Written instruction ->
How many lines in the listing below include the word "Obedience"? Reply with the count alone.

↓

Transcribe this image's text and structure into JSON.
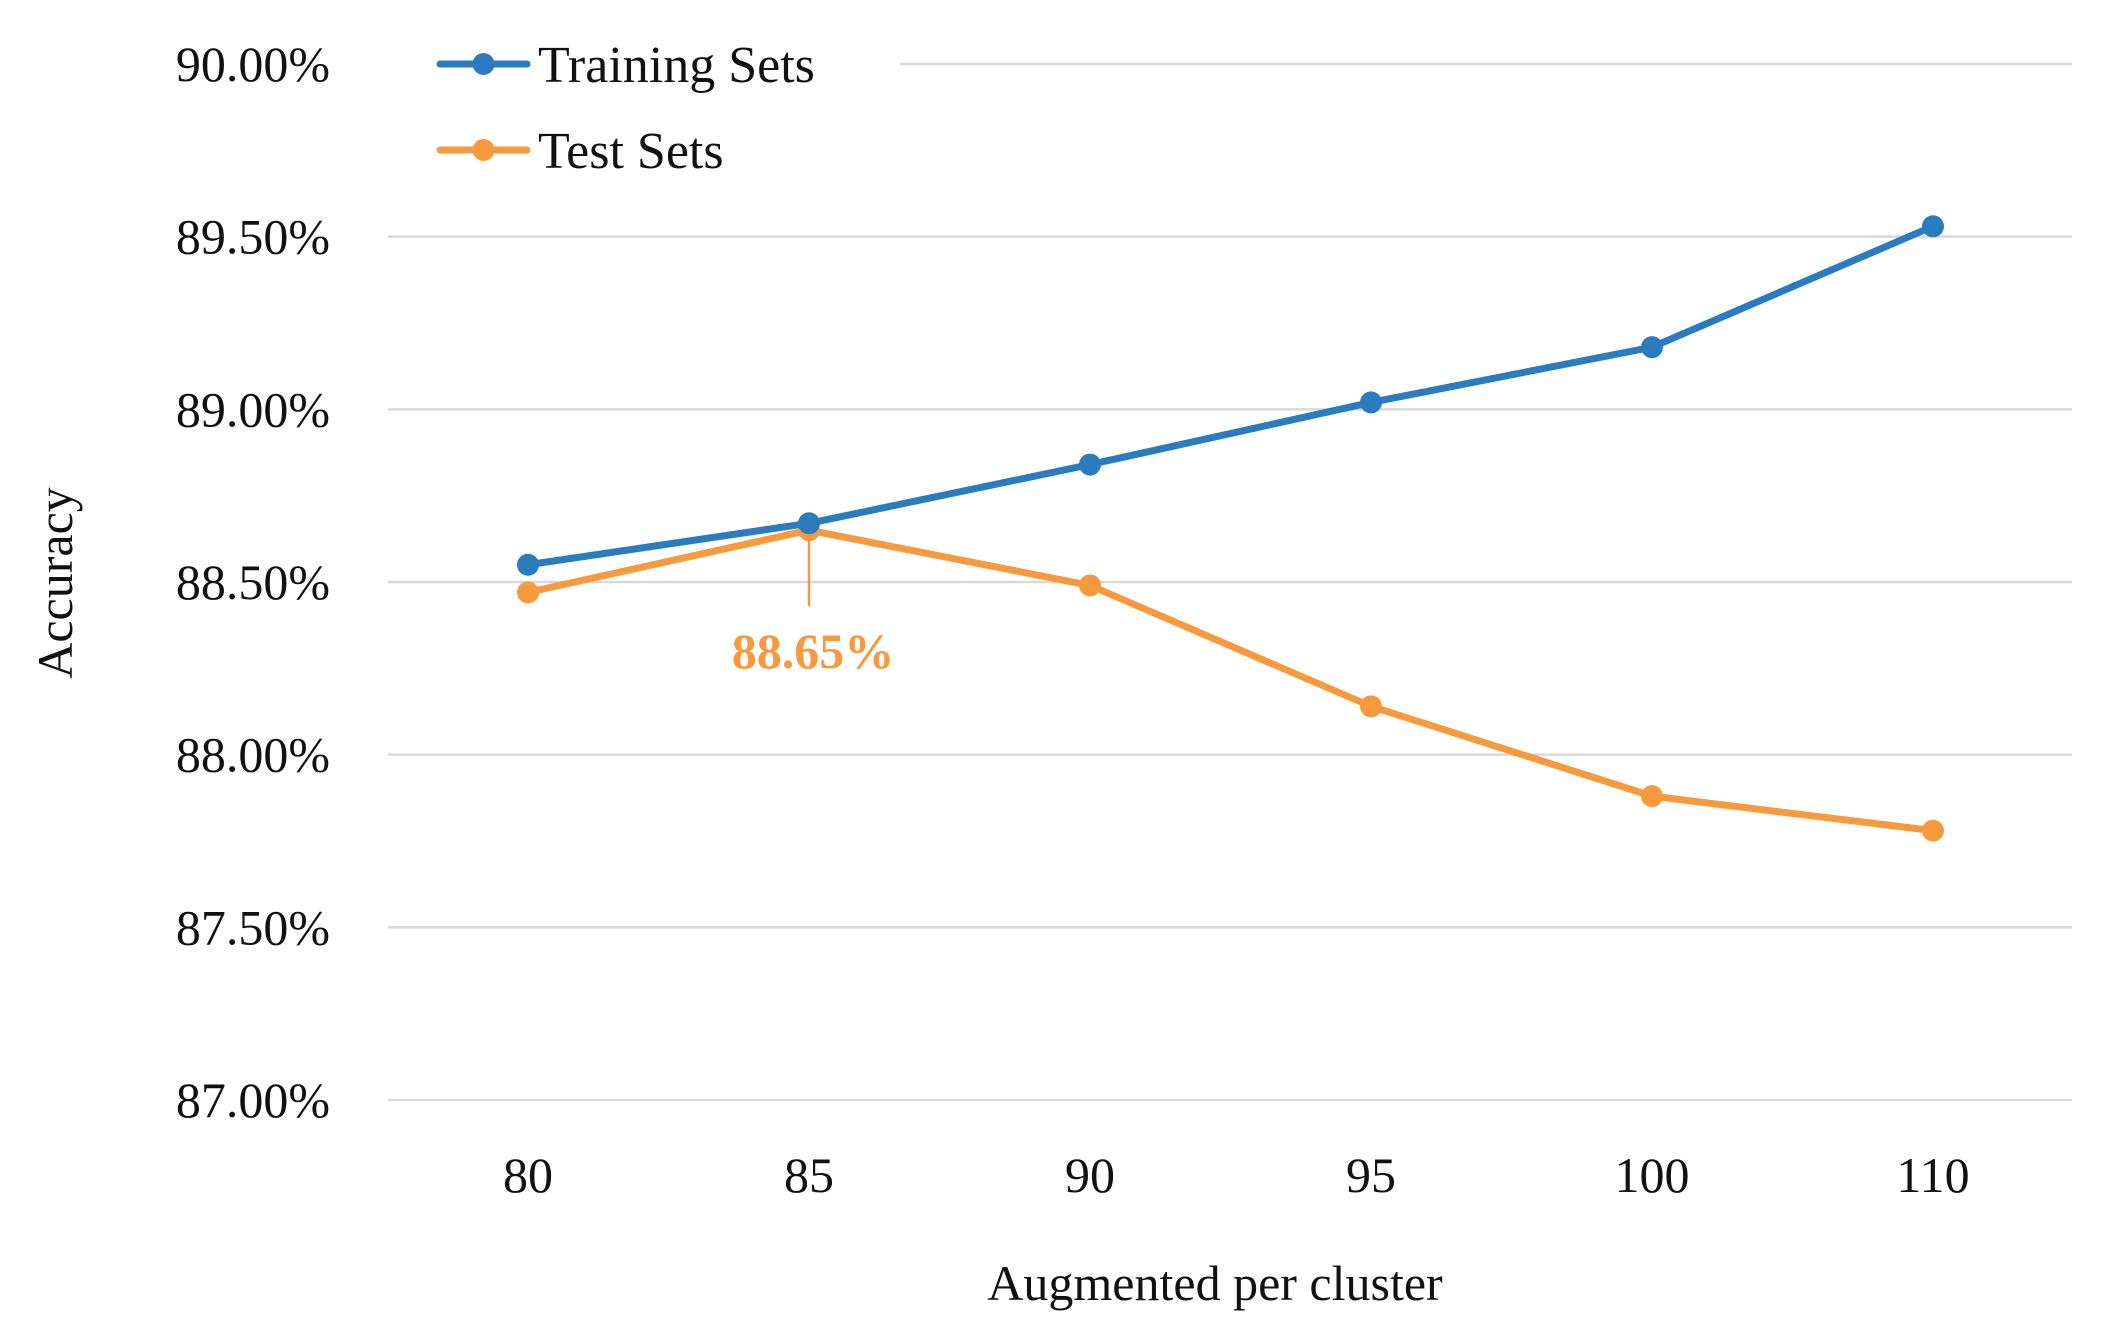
{
  "chart_data": {
    "type": "line",
    "title": "",
    "xlabel": "Augmented per cluster",
    "ylabel": "Accuracy",
    "categories": [
      "80",
      "85",
      "90",
      "95",
      "100",
      "110"
    ],
    "ylim": [
      87.0,
      90.0
    ],
    "yticks": [
      87.0,
      87.5,
      88.0,
      88.5,
      89.0,
      89.5,
      90.0
    ],
    "ytick_labels": [
      "87.00%",
      "87.50%",
      "88.00%",
      "88.50%",
      "89.00%",
      "89.50%",
      "90.00%"
    ],
    "grid": true,
    "legend_position": "top-left",
    "series": [
      {
        "name": "Training Sets",
        "color": "#2b7bbf",
        "values": [
          88.55,
          88.67,
          88.84,
          89.02,
          89.18,
          89.53
        ]
      },
      {
        "name": "Test Sets",
        "color": "#f79a3e",
        "values": [
          88.47,
          88.65,
          88.49,
          88.14,
          87.88,
          87.78
        ]
      }
    ],
    "annotations": [
      {
        "series_index": 1,
        "category_index": 1,
        "text": "88.65%",
        "color": "#f79a3e"
      }
    ]
  }
}
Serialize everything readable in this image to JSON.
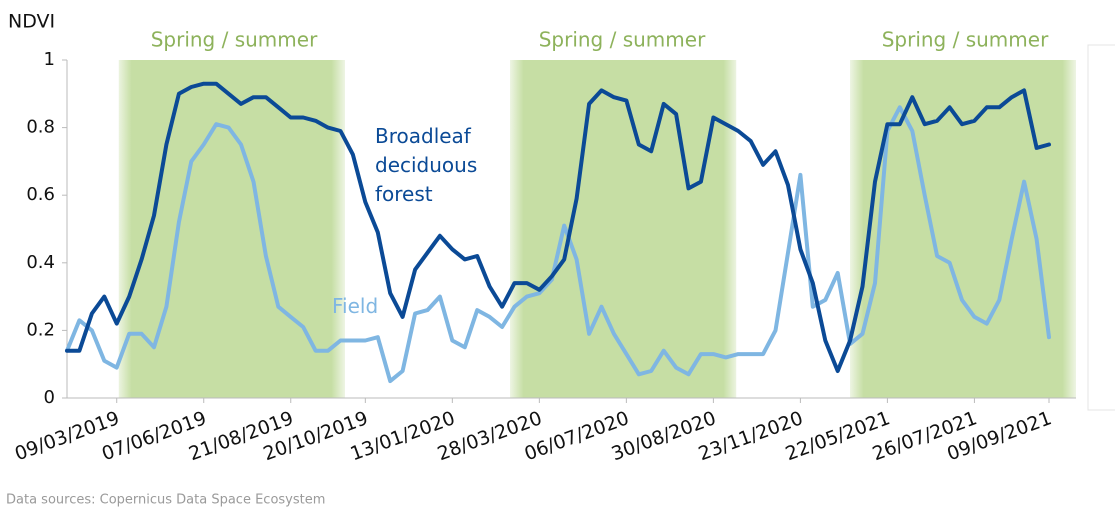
{
  "chart_data": {
    "type": "line",
    "y_label": "NDVI",
    "source": "Data sources: Copernicus Data Space Ecosystem",
    "annotations": [
      "Spring / summer",
      "Spring / summer",
      "Spring / summer"
    ],
    "categories": [
      null,
      null,
      null,
      null,
      "09/03/2019",
      null,
      null,
      null,
      null,
      null,
      null,
      "07/06/2019",
      null,
      null,
      null,
      null,
      null,
      null,
      "21/08/2019",
      null,
      null,
      null,
      null,
      null,
      "20/10/2019",
      null,
      null,
      null,
      null,
      null,
      null,
      "13/01/2020",
      null,
      null,
      null,
      null,
      null,
      null,
      "28/03/2020",
      null,
      null,
      null,
      null,
      null,
      null,
      "06/07/2020",
      null,
      null,
      null,
      null,
      null,
      null,
      "30/08/2020",
      null,
      null,
      null,
      null,
      null,
      null,
      "23/11/2020",
      null,
      null,
      null,
      null,
      null,
      null,
      "22/05/2021",
      null,
      null,
      null,
      null,
      null,
      null,
      "26/07/2021",
      null,
      null,
      null,
      null,
      null,
      "09/09/2021"
    ],
    "series": [
      {
        "name": "Broadleaf deciduous forest",
        "color": "#0b4a96",
        "values": [
          0.14,
          0.14,
          0.25,
          0.3,
          0.22,
          0.3,
          0.41,
          0.54,
          0.75,
          0.9,
          0.92,
          0.93,
          0.93,
          0.9,
          0.87,
          0.89,
          0.89,
          0.86,
          0.83,
          0.83,
          0.82,
          0.8,
          0.79,
          0.72,
          0.58,
          0.49,
          0.31,
          0.24,
          0.38,
          0.43,
          0.48,
          0.44,
          0.41,
          0.42,
          0.33,
          0.27,
          0.34,
          0.34,
          0.32,
          0.36,
          0.41,
          0.59,
          0.87,
          0.91,
          0.89,
          0.88,
          0.75,
          0.73,
          0.87,
          0.84,
          0.62,
          0.64,
          0.83,
          0.81,
          0.79,
          0.76,
          0.69,
          0.73,
          0.63,
          0.44,
          0.34,
          0.17,
          0.08,
          0.17,
          0.33,
          0.64,
          0.81,
          0.81,
          0.89,
          0.81,
          0.82,
          0.86,
          0.81,
          0.82,
          0.86,
          0.86,
          0.89,
          0.91,
          0.74,
          0.75
        ]
      },
      {
        "name": "Field",
        "color": "#7fb6e2",
        "values": [
          0.14,
          0.23,
          0.2,
          0.11,
          0.09,
          0.19,
          0.19,
          0.15,
          0.27,
          0.52,
          0.7,
          0.75,
          0.81,
          0.8,
          0.75,
          0.64,
          0.42,
          0.27,
          0.24,
          0.21,
          0.14,
          0.14,
          0.17,
          0.17,
          0.17,
          0.18,
          0.05,
          0.08,
          0.25,
          0.26,
          0.3,
          0.17,
          0.15,
          0.26,
          0.24,
          0.21,
          0.27,
          0.3,
          0.31,
          0.35,
          0.51,
          0.41,
          0.19,
          0.27,
          0.19,
          0.13,
          0.07,
          0.08,
          0.14,
          0.09,
          0.07,
          0.13,
          0.13,
          0.12,
          0.13,
          0.13,
          0.13,
          0.2,
          0.43,
          0.66,
          0.27,
          0.29,
          0.37,
          0.16,
          0.19,
          0.34,
          0.79,
          0.86,
          0.79,
          0.6,
          0.42,
          0.4,
          0.29,
          0.24,
          0.22,
          0.29,
          0.47,
          0.64,
          0.47,
          0.18
        ]
      }
    ],
    "ylim": [
      0,
      1
    ],
    "yticks": [
      0,
      0.2,
      0.4,
      0.6,
      0.8,
      1
    ]
  }
}
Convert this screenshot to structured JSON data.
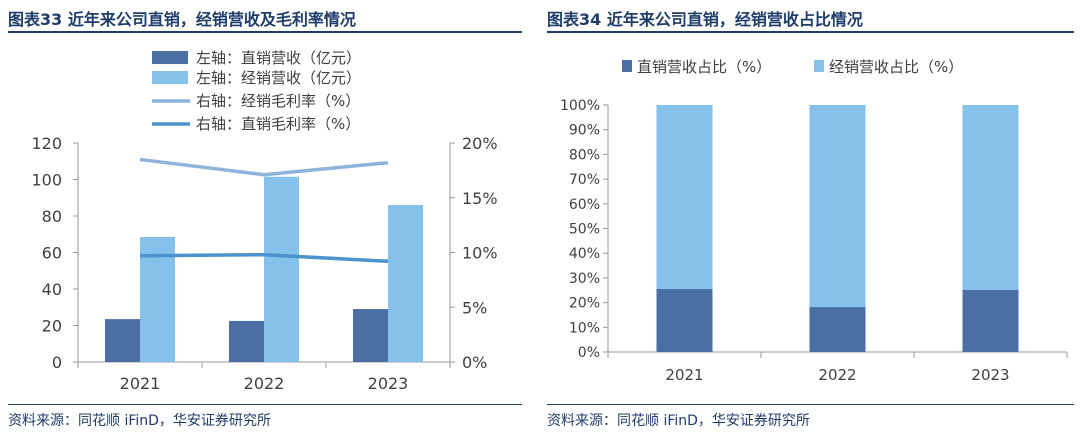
{
  "left_panel": {
    "title": "图表33 近年来公司直销，经销营收及毛利率情况",
    "source": "资料来源：同花顺 iFinD，华安证券研究所"
  },
  "right_panel": {
    "title": "图表34 近年来公司直销，经销营收占比情况",
    "source": "资料来源：同花顺 iFinD，华安证券研究所"
  },
  "colors": {
    "dark_blue": "#4a6fa5",
    "light_blue": "#85c1ea",
    "line_light": "#8eb4dc",
    "line_dark": "#4a93cf",
    "title": "#1f3d6b"
  },
  "chart_data": [
    {
      "type": "bar",
      "categories": [
        "2021",
        "2022",
        "2023"
      ],
      "series": [
        {
          "name": "左轴：直销营收（亿元）",
          "values": [
            23.5,
            22.5,
            29
          ],
          "axis": "left",
          "kind": "bar"
        },
        {
          "name": "左轴：经销营收（亿元）",
          "values": [
            68.5,
            101.5,
            86
          ],
          "axis": "left",
          "kind": "bar"
        },
        {
          "name": "右轴：经销毛利率（%）",
          "values": [
            18.5,
            17.1,
            18.2
          ],
          "axis": "right",
          "kind": "line"
        },
        {
          "name": "右轴：直销毛利率（%）",
          "values": [
            9.7,
            9.8,
            9.2
          ],
          "axis": "right",
          "kind": "line"
        }
      ],
      "ylim_left": [
        0,
        120
      ],
      "yticks_left": [
        "0",
        "20",
        "40",
        "60",
        "80",
        "100",
        "120"
      ],
      "ylim_right": [
        0,
        20
      ],
      "yticks_right": [
        "0%",
        "5%",
        "10%",
        "15%",
        "20%"
      ],
      "legend_position": "top-center"
    },
    {
      "type": "bar",
      "stacked": true,
      "categories": [
        "2021",
        "2022",
        "2023"
      ],
      "series": [
        {
          "name": "直销营收占比（%）",
          "values": [
            25.5,
            18.2,
            25.2
          ]
        },
        {
          "name": "经销营收占比（%）",
          "values": [
            74.5,
            81.8,
            74.8
          ]
        }
      ],
      "ylim": [
        0,
        100
      ],
      "yticks": [
        "0%",
        "10%",
        "20%",
        "30%",
        "40%",
        "50%",
        "60%",
        "70%",
        "80%",
        "90%",
        "100%"
      ],
      "legend_position": "top-center"
    }
  ]
}
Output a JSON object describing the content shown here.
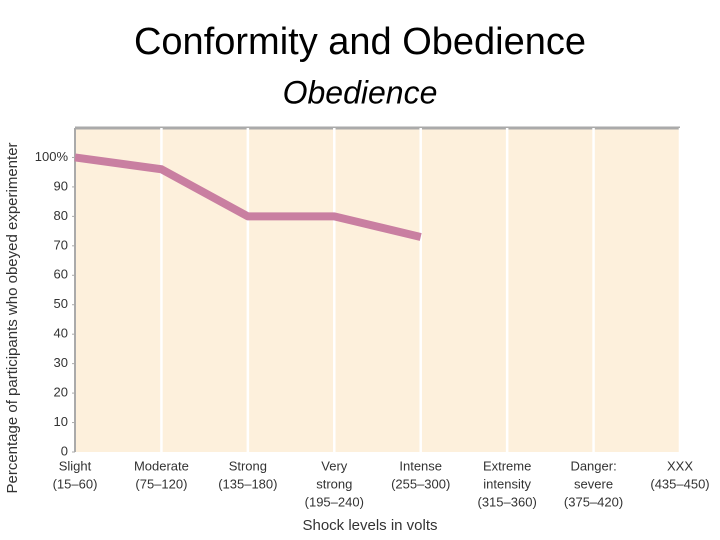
{
  "chart_data": {
    "type": "line",
    "title": "Conformity and Obedience",
    "subtitle": "Obedience",
    "y_label": "Percentage of participants who obeyed experimenter",
    "x_label": "Shock levels in volts",
    "categories": [
      [
        "Slight",
        "(15–60)"
      ],
      [
        "Moderate",
        "(75–120)"
      ],
      [
        "Strong",
        "(135–180)"
      ],
      [
        "Very",
        "strong",
        "(195–240)"
      ],
      [
        "Intense",
        "(255–300)"
      ],
      [
        "Extreme",
        "intensity",
        "(315–360)"
      ],
      [
        "Danger:",
        "severe",
        "(375–420)"
      ],
      [
        "XXX",
        "(435–450)"
      ]
    ],
    "values": [
      100,
      96,
      80,
      80,
      73,
      null,
      null,
      null
    ],
    "color": "#c97fa1",
    "background": "#fdf0dc",
    "ylim": [
      0,
      110
    ],
    "yticks": [
      0,
      10,
      20,
      30,
      40,
      50,
      60,
      70,
      80,
      90,
      {
        "value": 100,
        "label": "100%"
      }
    ],
    "grid": "vertical"
  }
}
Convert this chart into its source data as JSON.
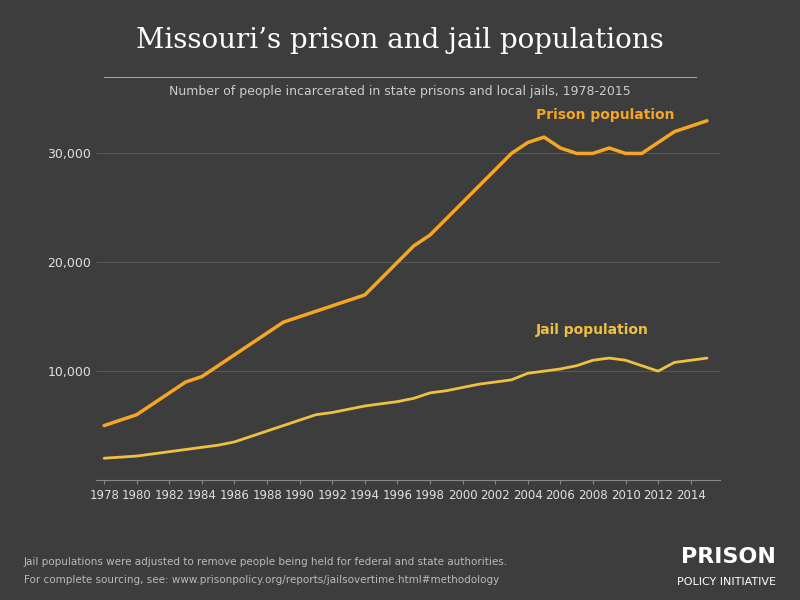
{
  "title": "Missouri’s prison and jail populations",
  "subtitle": "Number of people incarcerated in state prisons and local jails, 1978-2015",
  "footnote1": "Jail populations were adjusted to remove people being held for federal and state authorities.",
  "footnote2": "For complete sourcing, see: www.prisonpolicy.org/reports/jailsovertime.html#methodology",
  "logo_line1": "PRISON",
  "logo_line2": "POLICY INITIATIVE",
  "background_color": "#3d3d3d",
  "text_color": "#e0e0e0",
  "line_color_prison": "#f5a623",
  "line_color_jail": "#f0c040",
  "years": [
    1978,
    1979,
    1980,
    1981,
    1982,
    1983,
    1984,
    1985,
    1986,
    1987,
    1988,
    1989,
    1990,
    1991,
    1992,
    1993,
    1994,
    1995,
    1996,
    1997,
    1998,
    1999,
    2000,
    2001,
    2002,
    2003,
    2004,
    2005,
    2006,
    2007,
    2008,
    2009,
    2010,
    2011,
    2012,
    2013,
    2014,
    2015
  ],
  "prison": [
    5000,
    5500,
    6000,
    7000,
    8000,
    9000,
    9500,
    10500,
    11500,
    12500,
    13500,
    14500,
    15000,
    15500,
    16000,
    16500,
    17000,
    18500,
    20000,
    21500,
    22500,
    24000,
    25500,
    27000,
    28500,
    30000,
    31000,
    31500,
    30500,
    30000,
    30000,
    30500,
    30000,
    30000,
    31000,
    32000,
    32500,
    33000
  ],
  "jail": [
    2000,
    2100,
    2200,
    2400,
    2600,
    2800,
    3000,
    3200,
    3500,
    4000,
    4500,
    5000,
    5500,
    6000,
    6200,
    6500,
    6800,
    7000,
    7200,
    7500,
    8000,
    8200,
    8500,
    8800,
    9000,
    9200,
    9800,
    10000,
    10200,
    10500,
    11000,
    11200,
    11000,
    10500,
    10000,
    10800,
    11000,
    11200
  ],
  "ylim": [
    0,
    35000
  ],
  "yticks": [
    10000,
    20000,
    30000
  ],
  "xlabel_years": [
    1978,
    1980,
    1982,
    1984,
    1986,
    1988,
    1990,
    1992,
    1994,
    1996,
    1998,
    2000,
    2002,
    2004,
    2006,
    2008,
    2010,
    2012,
    2014
  ],
  "prison_label": "Prison population",
  "jail_label": "Jail population"
}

↑

Problem solution ->
2